> _EXERCISE_
All lines in the data bearing the string "governing" should be identified and copied.

> _Dataset entries on figures_
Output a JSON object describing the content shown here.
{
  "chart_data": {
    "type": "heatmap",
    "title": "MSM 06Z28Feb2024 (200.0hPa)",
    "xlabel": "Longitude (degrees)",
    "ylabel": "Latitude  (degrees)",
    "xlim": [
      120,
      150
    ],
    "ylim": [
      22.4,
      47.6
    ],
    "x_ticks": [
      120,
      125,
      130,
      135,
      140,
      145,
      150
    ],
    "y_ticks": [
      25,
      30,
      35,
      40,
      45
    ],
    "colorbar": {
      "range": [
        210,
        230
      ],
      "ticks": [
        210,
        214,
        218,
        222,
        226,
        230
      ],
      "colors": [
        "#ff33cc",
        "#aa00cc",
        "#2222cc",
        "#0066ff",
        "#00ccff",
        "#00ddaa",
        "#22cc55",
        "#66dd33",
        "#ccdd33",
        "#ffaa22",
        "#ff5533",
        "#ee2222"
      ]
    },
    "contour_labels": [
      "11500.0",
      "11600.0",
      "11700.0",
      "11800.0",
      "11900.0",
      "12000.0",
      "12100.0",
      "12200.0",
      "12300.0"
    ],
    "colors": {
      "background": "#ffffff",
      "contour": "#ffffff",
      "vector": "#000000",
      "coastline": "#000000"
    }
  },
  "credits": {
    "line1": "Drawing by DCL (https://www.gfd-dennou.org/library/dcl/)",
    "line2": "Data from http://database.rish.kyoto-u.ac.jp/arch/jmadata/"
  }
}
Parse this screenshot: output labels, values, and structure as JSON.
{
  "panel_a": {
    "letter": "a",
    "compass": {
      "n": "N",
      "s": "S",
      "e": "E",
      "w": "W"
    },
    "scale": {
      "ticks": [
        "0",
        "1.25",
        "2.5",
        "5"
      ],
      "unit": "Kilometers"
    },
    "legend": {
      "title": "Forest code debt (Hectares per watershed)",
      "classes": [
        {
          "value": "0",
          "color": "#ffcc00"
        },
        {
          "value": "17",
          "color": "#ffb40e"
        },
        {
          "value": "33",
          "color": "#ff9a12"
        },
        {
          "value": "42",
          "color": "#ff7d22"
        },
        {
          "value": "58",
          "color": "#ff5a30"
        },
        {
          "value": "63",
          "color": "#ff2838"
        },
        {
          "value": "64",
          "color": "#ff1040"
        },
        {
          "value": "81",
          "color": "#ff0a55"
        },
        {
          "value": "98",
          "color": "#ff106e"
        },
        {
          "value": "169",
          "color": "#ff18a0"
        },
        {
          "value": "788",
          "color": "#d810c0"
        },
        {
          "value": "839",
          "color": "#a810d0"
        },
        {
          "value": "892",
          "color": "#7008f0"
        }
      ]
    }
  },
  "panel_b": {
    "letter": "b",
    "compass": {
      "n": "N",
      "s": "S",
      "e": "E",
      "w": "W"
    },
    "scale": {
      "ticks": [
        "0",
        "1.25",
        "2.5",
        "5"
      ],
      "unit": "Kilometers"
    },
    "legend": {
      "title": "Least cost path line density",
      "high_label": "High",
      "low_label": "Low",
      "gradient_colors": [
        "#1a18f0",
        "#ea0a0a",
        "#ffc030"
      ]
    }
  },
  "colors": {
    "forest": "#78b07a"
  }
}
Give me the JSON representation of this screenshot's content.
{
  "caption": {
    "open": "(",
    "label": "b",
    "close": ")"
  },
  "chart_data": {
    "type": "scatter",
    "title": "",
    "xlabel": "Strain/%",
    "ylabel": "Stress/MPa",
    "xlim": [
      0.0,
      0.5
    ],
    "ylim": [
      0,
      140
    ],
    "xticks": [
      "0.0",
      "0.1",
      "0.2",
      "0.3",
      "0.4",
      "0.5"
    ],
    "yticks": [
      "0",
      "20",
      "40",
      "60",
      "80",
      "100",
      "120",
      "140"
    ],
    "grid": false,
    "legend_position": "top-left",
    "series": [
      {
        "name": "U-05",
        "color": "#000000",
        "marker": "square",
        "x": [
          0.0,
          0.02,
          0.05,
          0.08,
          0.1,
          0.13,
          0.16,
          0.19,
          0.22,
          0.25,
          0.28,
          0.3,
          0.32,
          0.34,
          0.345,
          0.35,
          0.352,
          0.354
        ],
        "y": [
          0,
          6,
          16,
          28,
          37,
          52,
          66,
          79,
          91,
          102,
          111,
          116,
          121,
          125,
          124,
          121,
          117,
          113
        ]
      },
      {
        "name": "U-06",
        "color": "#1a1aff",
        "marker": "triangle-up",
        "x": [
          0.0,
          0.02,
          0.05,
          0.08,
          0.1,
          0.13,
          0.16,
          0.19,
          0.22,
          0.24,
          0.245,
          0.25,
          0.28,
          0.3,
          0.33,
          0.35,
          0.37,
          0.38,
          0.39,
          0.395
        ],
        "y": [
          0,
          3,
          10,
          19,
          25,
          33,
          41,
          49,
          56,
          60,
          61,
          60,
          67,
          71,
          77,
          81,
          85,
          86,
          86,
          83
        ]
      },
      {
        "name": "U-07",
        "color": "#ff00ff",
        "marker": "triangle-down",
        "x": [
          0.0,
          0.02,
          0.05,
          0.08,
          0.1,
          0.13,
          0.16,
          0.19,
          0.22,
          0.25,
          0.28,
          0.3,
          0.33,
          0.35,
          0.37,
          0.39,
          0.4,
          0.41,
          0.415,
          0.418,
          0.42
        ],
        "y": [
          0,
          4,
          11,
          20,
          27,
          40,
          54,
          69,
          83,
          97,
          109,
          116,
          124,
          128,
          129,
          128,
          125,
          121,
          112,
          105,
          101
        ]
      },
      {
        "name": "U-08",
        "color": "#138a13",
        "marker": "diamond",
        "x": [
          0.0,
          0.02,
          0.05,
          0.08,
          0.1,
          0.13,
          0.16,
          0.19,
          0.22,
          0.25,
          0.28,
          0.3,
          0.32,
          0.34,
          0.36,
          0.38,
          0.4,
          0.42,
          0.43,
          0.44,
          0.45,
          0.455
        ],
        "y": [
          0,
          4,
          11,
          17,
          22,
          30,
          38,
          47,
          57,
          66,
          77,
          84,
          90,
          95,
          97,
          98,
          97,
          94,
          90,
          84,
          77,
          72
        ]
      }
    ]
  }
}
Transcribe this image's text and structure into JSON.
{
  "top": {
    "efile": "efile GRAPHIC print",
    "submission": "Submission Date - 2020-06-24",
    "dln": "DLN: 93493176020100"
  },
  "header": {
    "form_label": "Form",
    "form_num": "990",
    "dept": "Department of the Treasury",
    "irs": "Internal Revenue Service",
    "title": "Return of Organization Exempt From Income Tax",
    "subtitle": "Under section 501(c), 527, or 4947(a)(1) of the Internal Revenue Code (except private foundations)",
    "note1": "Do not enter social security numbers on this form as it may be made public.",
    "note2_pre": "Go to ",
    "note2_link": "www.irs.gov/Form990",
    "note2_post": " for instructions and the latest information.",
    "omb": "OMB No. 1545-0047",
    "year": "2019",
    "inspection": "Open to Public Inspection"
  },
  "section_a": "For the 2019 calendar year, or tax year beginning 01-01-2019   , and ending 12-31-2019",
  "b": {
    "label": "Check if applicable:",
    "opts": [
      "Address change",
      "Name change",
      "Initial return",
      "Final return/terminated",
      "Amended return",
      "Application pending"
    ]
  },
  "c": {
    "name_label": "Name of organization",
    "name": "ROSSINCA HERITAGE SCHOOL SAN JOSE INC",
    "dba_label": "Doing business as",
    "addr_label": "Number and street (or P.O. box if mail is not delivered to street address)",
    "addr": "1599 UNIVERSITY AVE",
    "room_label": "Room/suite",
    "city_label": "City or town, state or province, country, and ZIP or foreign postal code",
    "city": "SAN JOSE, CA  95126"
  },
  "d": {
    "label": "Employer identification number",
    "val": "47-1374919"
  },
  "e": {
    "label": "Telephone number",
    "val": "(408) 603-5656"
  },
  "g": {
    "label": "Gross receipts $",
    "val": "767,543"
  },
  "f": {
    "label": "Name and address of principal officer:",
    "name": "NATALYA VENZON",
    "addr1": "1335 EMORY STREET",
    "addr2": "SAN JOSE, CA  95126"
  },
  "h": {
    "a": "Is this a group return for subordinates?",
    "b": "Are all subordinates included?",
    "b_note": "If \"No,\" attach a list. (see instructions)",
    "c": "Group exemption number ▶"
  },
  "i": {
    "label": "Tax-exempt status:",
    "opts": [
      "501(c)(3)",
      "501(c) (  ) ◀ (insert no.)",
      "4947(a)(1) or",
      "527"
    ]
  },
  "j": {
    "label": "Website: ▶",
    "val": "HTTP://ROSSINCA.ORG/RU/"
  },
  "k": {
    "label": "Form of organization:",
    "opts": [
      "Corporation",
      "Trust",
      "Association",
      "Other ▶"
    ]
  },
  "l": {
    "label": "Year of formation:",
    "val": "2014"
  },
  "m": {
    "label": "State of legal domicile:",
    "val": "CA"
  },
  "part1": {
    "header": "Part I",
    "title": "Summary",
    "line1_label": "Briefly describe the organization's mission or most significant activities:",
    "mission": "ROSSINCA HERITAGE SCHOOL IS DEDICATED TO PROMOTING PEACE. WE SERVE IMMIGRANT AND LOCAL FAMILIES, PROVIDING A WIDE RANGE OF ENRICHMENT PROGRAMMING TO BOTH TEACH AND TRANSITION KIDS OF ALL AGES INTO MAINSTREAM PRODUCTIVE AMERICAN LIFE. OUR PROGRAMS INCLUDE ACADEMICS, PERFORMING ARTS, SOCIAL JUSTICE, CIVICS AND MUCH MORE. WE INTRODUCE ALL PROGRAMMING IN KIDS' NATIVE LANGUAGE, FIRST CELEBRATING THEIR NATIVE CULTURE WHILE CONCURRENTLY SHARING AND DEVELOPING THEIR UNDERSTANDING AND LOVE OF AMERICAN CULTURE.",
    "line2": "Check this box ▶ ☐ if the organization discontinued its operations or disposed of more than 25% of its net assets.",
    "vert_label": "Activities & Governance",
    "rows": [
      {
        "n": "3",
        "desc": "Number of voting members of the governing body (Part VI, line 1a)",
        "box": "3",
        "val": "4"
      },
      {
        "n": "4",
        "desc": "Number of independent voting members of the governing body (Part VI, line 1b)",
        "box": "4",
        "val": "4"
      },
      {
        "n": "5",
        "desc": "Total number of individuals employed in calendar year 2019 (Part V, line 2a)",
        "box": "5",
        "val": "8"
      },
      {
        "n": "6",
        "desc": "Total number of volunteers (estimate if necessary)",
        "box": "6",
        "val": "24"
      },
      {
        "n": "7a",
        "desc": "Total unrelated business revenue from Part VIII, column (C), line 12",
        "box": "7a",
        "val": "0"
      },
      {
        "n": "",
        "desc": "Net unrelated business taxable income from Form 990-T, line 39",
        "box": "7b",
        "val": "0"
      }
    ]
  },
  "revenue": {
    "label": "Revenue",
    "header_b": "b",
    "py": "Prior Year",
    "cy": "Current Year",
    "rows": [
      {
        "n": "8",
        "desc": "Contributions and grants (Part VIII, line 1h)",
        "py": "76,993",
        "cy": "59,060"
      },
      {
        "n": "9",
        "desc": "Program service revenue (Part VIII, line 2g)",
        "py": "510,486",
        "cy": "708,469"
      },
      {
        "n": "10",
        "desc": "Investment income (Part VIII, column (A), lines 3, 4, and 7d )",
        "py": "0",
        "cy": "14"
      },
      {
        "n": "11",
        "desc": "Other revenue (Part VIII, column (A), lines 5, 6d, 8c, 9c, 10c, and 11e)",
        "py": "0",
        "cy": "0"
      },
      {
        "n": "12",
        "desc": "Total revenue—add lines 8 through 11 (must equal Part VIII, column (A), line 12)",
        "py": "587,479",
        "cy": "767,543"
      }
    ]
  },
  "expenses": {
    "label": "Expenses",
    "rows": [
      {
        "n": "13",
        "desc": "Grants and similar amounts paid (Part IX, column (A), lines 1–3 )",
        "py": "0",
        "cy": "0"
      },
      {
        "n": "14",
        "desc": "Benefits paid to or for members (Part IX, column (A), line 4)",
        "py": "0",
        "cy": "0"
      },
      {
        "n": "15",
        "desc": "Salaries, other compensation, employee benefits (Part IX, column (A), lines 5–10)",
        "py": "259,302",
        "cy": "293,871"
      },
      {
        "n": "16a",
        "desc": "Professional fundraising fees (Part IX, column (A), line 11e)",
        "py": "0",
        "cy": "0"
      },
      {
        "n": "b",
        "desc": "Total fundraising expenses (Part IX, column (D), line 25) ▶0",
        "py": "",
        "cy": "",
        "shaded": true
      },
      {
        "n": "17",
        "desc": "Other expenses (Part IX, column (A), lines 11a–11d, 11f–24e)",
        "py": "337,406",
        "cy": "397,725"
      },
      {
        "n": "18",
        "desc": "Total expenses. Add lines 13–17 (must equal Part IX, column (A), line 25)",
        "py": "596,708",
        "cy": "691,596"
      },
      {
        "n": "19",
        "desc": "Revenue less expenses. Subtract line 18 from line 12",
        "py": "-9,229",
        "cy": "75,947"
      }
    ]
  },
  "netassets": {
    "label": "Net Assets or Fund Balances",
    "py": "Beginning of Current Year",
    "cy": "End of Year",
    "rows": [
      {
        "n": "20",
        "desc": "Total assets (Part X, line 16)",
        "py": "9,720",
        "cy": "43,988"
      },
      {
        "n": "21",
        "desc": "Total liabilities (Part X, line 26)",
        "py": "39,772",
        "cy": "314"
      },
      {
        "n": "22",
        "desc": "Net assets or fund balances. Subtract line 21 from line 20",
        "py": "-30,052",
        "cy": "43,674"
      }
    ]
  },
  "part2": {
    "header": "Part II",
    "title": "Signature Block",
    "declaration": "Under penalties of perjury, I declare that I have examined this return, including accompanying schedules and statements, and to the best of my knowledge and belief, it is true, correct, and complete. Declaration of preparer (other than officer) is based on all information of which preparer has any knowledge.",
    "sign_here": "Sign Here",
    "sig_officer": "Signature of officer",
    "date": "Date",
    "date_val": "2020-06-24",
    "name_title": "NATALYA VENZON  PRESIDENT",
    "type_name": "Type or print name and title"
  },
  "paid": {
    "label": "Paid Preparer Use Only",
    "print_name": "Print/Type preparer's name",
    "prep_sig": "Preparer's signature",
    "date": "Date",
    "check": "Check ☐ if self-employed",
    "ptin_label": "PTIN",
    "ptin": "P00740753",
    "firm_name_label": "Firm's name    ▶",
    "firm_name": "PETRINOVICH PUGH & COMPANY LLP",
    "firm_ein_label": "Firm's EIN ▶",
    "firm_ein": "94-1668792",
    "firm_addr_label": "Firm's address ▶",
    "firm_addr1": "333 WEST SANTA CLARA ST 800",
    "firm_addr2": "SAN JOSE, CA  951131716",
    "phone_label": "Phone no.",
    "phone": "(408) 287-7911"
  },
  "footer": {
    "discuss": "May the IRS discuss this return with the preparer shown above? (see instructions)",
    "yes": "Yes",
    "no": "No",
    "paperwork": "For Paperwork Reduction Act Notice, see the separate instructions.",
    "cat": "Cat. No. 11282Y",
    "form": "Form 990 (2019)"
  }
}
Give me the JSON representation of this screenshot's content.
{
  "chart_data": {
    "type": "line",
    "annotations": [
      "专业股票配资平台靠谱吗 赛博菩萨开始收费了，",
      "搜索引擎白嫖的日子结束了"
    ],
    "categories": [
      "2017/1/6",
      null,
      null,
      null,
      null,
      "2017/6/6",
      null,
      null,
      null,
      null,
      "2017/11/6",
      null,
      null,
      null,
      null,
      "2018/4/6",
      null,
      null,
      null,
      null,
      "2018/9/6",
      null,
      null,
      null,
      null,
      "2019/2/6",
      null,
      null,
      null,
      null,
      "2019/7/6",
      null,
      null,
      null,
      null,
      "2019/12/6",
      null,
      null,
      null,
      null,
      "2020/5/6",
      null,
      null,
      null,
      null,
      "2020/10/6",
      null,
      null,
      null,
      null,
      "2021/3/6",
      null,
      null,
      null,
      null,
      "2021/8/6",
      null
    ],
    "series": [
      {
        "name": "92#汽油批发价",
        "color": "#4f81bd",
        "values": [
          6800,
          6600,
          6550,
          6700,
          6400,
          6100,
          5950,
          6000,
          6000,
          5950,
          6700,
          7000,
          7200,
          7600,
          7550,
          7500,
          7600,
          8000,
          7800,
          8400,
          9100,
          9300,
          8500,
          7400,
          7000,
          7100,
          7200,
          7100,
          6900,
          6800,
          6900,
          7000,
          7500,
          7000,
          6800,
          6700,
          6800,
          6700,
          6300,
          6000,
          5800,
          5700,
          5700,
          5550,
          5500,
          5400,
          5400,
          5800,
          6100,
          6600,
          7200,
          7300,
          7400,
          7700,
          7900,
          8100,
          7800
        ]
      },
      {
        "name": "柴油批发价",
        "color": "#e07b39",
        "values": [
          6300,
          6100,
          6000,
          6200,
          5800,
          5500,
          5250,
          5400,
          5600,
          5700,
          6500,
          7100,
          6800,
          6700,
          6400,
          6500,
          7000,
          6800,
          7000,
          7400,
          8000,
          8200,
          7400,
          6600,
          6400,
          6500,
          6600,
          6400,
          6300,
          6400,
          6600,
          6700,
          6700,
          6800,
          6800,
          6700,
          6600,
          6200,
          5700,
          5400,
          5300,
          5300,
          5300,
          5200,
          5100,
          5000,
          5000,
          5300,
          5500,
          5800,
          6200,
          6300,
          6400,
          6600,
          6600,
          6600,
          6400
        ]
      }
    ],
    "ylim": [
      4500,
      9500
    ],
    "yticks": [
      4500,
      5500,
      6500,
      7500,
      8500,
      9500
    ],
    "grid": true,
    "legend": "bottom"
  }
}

> _THE ANSWER_
        "desc": "Number of voting members of the governing body (Part VI, line 1a)",
        "desc": "Number of independent voting members of the governing body (Part VI, line 1b)",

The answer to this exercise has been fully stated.